• _Gekozen fragment_
※
De facilitator bewaakt ook de interne logica van elk discours. Nieuwe redeneringen worden niet onverwachts ingebracht, en wat nog openstaat, wordt als zodanig benoemd. Elke deelnemer spreekt tot de ander, niet over de ander.

Mandaat en begrenzing

De facilitator draagt een vorm van gezag die niet gebaseerd is op macht, maar op vertrouwen. Deelnemers engageren zich vrijwillig om het gespreksreglement te respecteren. Bij onenigheid over de toepassing ervan stopt het gesprek — of wordt het verdergezet onder begeleiding van een andere facilitator.

Dit engagement zorgt ervoor dat conflicten besproken kunnen worden zonder onderliggende machtsstrijd, binnen een gedeeld kader. Zo verschuift de focus: weg van het conflict over het conflict, terug naar de essentie.
※
• _Taakgegevens_
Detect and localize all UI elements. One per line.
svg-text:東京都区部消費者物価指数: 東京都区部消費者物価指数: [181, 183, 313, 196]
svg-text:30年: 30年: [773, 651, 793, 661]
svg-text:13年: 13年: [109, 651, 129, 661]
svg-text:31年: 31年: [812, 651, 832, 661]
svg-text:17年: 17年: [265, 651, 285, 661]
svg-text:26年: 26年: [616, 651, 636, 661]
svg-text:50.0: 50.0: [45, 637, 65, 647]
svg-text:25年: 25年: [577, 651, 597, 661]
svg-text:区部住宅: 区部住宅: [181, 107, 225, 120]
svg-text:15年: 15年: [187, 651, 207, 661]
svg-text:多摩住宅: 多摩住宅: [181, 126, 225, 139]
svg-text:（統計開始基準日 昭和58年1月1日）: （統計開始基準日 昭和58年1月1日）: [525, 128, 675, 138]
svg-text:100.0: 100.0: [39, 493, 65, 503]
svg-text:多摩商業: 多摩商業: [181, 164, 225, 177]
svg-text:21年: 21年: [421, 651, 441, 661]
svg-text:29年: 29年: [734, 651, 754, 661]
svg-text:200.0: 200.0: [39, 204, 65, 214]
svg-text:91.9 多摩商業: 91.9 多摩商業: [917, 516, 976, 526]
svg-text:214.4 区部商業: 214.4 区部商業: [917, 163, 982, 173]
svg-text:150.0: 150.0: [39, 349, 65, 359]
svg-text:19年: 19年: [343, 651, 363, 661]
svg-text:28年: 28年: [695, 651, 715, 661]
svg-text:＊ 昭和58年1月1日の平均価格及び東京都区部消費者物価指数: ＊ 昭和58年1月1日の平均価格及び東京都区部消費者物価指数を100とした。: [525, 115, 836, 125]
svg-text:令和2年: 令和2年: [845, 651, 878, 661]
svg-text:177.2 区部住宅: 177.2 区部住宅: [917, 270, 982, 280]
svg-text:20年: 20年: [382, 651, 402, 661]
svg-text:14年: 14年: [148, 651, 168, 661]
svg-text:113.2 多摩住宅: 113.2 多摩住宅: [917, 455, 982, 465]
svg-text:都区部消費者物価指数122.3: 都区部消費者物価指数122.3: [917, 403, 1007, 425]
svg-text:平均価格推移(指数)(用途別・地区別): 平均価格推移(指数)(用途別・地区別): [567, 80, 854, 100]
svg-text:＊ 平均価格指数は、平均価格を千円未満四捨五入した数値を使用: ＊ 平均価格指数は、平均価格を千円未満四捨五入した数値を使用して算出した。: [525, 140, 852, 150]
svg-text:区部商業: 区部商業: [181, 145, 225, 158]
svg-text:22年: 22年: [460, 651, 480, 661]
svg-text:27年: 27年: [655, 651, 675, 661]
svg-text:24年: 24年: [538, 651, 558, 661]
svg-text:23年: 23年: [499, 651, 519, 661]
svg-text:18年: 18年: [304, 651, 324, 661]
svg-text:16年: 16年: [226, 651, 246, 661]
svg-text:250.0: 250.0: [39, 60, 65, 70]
※
• _Te doen_
- a) Schrijf elke zin uit de alinea van het fragment die begint met "De facilitator draagt" over, elk op een aparte regel.
- b) Verzamel uit de items elke regel waarin de tekenreeks "区部商業" voorkomt. Hoofdlettergebruik telt mee.
Het fragment en de items zijn los van elkaar staand materiaal.

• _Oplossingen_
- a)
De facilitator draagt een vorm van gezag die niet gebaseerd is op macht, maar op vertrouwen.
Deelnemers engageren zich vrijwillig om het gespreksreglement te respecteren.
Bij onenigheid over de toepassing ervan stopt het gesprek — of wordt het verdergezet onder begeleiding van een andere facilitator.

- b)
svg-text:214.4 区部商業: 214.4 区部商業: [917, 163, 982, 173]
svg-text:区部商業: 区部商業: [181, 145, 225, 158]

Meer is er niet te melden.